▸ **Exercise requirements**
Write out the full set of records below exactly.

▸ **Working data**
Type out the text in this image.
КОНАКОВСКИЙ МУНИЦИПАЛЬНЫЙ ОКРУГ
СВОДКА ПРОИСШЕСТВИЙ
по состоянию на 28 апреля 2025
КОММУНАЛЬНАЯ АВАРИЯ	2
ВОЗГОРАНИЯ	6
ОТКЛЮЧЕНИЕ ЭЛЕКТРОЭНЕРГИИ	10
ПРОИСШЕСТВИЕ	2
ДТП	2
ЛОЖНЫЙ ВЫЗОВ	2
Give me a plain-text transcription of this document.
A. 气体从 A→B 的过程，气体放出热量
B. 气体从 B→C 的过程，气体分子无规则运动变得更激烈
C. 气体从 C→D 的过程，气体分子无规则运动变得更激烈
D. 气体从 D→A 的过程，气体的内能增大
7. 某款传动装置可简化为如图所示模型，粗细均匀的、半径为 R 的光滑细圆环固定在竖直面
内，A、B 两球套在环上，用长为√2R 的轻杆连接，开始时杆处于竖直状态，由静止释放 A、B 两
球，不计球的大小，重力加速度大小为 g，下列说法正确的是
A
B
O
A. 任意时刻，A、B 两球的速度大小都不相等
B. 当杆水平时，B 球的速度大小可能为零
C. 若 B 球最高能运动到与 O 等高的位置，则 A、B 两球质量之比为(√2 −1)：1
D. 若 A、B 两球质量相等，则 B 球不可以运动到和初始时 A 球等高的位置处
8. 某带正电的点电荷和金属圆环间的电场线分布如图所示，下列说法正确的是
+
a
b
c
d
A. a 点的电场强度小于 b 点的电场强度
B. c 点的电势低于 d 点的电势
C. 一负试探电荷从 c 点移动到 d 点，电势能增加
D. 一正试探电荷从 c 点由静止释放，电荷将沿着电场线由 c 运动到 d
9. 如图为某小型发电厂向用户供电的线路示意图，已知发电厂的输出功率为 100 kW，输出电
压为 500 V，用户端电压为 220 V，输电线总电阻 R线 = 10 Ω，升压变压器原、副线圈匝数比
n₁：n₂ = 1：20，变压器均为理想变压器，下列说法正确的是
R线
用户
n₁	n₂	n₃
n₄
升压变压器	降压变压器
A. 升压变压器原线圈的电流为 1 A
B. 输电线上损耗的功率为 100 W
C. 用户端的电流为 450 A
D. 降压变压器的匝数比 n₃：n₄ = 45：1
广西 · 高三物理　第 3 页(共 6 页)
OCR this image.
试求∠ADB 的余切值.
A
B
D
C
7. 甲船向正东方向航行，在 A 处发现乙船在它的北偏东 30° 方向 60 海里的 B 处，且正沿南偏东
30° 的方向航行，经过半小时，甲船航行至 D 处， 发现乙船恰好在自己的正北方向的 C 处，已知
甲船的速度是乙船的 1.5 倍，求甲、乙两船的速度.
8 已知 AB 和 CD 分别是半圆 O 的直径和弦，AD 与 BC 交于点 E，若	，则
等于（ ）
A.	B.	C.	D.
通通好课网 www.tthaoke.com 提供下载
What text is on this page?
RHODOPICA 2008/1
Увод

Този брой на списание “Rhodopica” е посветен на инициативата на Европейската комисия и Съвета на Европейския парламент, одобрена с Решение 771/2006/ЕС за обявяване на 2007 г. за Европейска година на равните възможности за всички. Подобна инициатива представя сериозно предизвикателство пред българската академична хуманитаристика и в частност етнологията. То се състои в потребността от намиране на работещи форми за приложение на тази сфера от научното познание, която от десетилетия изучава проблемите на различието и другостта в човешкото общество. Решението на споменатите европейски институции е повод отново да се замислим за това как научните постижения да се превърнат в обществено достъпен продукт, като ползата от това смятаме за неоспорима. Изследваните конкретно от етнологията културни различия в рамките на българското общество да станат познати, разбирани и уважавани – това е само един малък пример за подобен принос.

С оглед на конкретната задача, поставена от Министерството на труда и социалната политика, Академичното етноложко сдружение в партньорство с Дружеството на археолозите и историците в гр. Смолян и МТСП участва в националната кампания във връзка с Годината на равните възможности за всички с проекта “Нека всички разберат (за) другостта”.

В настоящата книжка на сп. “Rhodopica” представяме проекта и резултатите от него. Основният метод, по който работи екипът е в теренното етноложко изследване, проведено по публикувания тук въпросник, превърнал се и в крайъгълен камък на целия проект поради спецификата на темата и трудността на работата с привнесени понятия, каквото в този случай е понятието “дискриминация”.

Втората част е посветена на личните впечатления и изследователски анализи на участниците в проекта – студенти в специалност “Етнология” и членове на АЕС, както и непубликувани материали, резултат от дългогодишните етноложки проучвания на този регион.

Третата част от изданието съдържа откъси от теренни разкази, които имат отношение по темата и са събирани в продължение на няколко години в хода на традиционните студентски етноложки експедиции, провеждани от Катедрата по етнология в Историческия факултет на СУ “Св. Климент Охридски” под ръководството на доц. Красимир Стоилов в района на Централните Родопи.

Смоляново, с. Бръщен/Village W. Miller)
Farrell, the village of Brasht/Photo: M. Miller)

▸ **Correct result**
Type out the text in this image.
КОНАКОВСКИЙ МУНИЦИПАЛЬНЫЙ ОКРУГ
СВОДКА ПРОИСШЕСТВИЙ
по состоянию на 28 апреля 2025
КОММУНАЛЬНАЯ АВАРИЯ	2
ВОЗГОРАНИЯ	6
ОТКЛЮЧЕНИЕ ЭЛЕКТРОЭНЕРГИИ	10
ПРОИСШЕСТВИЕ	2
ДТП	2
ЛОЖНЫЙ ВЫЗОВ	2
Give me a plain-text transcription of this document.
A. 气体从 A→B 的过程，气体放出热量
B. 气体从 B→C 的过程，气体分子无规则运动变得更激烈
C. 气体从 C→D 的过程，气体分子无规则运动变得更激烈
D. 气体从 D→A 的过程，气体的内能增大
7. 某款传动装置可简化为如图所示模型，粗细均匀的、半径为 R 的光滑细圆环固定在竖直面
内，A、B 两球套在环上，用长为√2R 的轻杆连接，开始时杆处于竖直状态，由静止释放 A、B 两
球，不计球的大小，重力加速度大小为 g，下列说法正确的是
A
B
O
A. 任意时刻，A、B 两球的速度大小都不相等
B. 当杆水平时，B 球的速度大小可能为零
C. 若 B 球最高能运动到与 O 等高的位置，则 A、B 两球质量之比为(√2 −1)：1
D. 若 A、B 两球质量相等，则 B 球不可以运动到和初始时 A 球等高的位置处
8. 某带正电的点电荷和金属圆环间的电场线分布如图所示，下列说法正确的是
+
a
b
c
d
A. a 点的电场强度小于 b 点的电场强度
B. c 点的电势低于 d 点的电势
C. 一负试探电荷从 c 点移动到 d 点，电势能增加
D. 一正试探电荷从 c 点由静止释放，电荷将沿着电场线由 c 运动到 d
9. 如图为某小型发电厂向用户供电的线路示意图，已知发电厂的输出功率为 100 kW，输出电
压为 500 V，用户端电压为 220 V，输电线总电阻 R线 = 10 Ω，升压变压器原、副线圈匝数比
n₁：n₂ = 1：20，变压器均为理想变压器，下列说法正确的是
R线
用户
n₁	n₂	n₃
n₄
升压变压器	降压变压器
A. 升压变压器原线圈的电流为 1 A
B. 输电线上损耗的功率为 100 W
C. 用户端的电流为 450 A
D. 降压变压器的匝数比 n₃：n₄ = 45：1
广西 · 高三物理　第 3 页(共 6 页)
OCR this image.
试求∠ADB 的余切值.
A
B
D
C
7. 甲船向正东方向航行，在 A 处发现乙船在它的北偏东 30° 方向 60 海里的 B 处，且正沿南偏东
30° 的方向航行，经过半小时，甲船航行至 D 处， 发现乙船恰好在自己的正北方向的 C 处，已知
甲船的速度是乙船的 1.5 倍，求甲、乙两船的速度.
8 已知 AB 和 CD 分别是半圆 O 的直径和弦，AD 与 BC 交于点 E，若	，则
等于（ ）
A.	B.	C.	D.
通通好课网 www.tthaoke.com 提供下载
What text is on this page?
RHODOPICA 2008/1
Увод

Този брой на списание “Rhodopica” е посветен на инициативата на Европейската комисия и Съвета на Европейския парламент, одобрена с Решение 771/2006/ЕС за обявяване на 2007 г. за Европейска година на равните възможности за всички. Подобна инициатива представя сериозно предизвикателство пред българската академична хуманитаристика и в частност етнологията. То се състои в потребността от намиране на работещи форми за приложение на тази сфера от научното познание, която от десетилетия изучава проблемите на различието и другостта в човешкото общество. Решението на споменатите европейски институции е повод отново да се замислим за това как научните постижения да се превърнат в обществено достъпен продукт, като ползата от това смятаме за неоспорима. Изследваните конкретно от етнологията културни различия в рамките на българското общество да станат познати, разбирани и уважавани – това е само един малък пример за подобен принос.

С оглед на конкретната задача, поставена от Министерството на труда и социалната политика, Академичното етноложко сдружение в партньорство с Дружеството на археолозите и историците в гр. Смолян и МТСП участва в националната кампания във връзка с Годината на равните възможности за всички с проекта “Нека всички разберат (за) другостта”.

В настоящата книжка на сп. “Rhodopica” представяме проекта и резултатите от него. Основният метод, по който работи екипът е в теренното етноложко изследване, проведено по публикувания тук въпросник, превърнал се и в крайъгълен камък на целия проект поради спецификата на темата и трудността на работата с привнесени понятия, каквото в този случай е понятието “дискриминация”.

Втората част е посветена на личните впечатления и изследователски анализи на участниците в проекта – студенти в специалност “Етнология” и членове на АЕС, както и непубликувани материали, резултат от дългогодишните етноложки проучвания на този регион.

Третата част от изданието съдържа откъси от теренни разкази, които имат отношение по темата и са събирани в продължение на няколко години в хода на традиционните студентски етноложки експедиции, провеждани от Катедрата по етнология в Историческия факултет на СУ “Св. Климент Охридски” под ръководството на доц. Красимир Стоилов в района на Централните Родопи.

Смоляново, с. Бръщен/Village W. Miller)
Farrell, the village of Brasht/Photo: M. Miller)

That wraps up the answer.